Start of Excerpted records

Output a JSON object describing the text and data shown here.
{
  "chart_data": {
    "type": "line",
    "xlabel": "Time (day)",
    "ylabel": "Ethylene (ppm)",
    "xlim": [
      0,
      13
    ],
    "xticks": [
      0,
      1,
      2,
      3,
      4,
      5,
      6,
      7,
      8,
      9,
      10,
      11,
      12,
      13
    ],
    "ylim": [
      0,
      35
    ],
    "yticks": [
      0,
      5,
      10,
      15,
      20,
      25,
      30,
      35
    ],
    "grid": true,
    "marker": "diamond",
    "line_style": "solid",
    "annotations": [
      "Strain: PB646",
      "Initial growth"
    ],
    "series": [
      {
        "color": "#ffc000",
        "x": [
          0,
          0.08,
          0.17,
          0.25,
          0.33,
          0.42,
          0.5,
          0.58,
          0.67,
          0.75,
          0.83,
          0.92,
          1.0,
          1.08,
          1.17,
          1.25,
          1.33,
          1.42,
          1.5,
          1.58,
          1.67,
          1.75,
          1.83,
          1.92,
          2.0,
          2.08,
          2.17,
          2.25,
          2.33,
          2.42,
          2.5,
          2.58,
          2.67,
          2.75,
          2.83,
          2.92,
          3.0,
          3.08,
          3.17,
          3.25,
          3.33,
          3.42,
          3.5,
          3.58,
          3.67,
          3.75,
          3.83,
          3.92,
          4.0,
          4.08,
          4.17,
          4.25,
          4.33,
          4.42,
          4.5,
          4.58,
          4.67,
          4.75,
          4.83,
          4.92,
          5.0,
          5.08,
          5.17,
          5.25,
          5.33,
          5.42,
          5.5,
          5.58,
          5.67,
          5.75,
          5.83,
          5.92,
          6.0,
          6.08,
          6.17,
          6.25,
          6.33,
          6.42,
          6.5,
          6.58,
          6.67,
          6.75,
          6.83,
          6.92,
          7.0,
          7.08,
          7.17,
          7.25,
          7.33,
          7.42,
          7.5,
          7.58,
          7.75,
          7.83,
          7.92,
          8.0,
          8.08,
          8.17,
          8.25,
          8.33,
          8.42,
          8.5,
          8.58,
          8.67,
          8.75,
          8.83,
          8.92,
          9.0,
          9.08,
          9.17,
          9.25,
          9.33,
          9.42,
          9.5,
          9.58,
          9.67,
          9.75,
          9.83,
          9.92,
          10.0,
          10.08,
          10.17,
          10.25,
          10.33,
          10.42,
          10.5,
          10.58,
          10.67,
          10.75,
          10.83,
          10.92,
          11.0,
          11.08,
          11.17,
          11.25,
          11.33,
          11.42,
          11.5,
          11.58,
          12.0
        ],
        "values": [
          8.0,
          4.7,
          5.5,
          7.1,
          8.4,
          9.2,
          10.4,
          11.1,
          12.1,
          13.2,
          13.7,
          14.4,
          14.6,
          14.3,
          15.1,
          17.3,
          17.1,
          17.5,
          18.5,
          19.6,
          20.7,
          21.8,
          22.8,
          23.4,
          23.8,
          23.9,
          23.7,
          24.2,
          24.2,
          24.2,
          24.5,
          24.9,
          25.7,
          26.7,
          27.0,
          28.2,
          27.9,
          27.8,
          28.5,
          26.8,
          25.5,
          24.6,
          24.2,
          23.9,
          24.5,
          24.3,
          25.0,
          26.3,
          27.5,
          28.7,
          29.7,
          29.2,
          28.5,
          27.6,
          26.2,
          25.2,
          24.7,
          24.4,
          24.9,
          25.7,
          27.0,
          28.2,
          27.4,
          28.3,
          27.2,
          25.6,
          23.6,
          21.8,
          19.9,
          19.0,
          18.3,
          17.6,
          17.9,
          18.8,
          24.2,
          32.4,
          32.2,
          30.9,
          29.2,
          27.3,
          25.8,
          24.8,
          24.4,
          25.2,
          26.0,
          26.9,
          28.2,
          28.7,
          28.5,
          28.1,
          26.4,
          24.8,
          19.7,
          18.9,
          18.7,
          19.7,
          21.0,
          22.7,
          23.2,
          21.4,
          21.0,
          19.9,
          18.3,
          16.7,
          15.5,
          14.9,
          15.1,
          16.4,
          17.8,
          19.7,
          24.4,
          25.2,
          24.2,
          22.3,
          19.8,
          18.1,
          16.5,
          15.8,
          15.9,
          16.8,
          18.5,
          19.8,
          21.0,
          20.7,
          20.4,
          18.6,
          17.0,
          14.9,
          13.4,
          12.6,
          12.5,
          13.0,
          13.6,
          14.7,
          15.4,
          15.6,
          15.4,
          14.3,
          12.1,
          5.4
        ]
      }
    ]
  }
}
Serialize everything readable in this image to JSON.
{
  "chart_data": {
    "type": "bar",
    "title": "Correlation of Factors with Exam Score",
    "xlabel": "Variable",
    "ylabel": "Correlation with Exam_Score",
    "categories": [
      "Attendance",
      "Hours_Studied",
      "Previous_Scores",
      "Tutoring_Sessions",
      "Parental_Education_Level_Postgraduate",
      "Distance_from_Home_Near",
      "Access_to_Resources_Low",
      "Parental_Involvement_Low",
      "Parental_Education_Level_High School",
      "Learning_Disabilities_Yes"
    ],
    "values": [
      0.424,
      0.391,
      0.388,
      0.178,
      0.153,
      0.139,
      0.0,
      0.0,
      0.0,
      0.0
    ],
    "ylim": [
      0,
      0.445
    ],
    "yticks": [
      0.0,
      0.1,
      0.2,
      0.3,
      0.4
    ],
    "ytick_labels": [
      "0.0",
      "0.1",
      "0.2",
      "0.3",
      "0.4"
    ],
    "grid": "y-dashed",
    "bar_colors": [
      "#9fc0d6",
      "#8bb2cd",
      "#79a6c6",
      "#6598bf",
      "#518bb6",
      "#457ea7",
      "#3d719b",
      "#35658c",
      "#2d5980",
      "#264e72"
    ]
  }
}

End of Excerpted records

* [Written instruction]:
Return only the number of lines in the preceding records that contain the string "ylabel".

* [Worked answer]:
2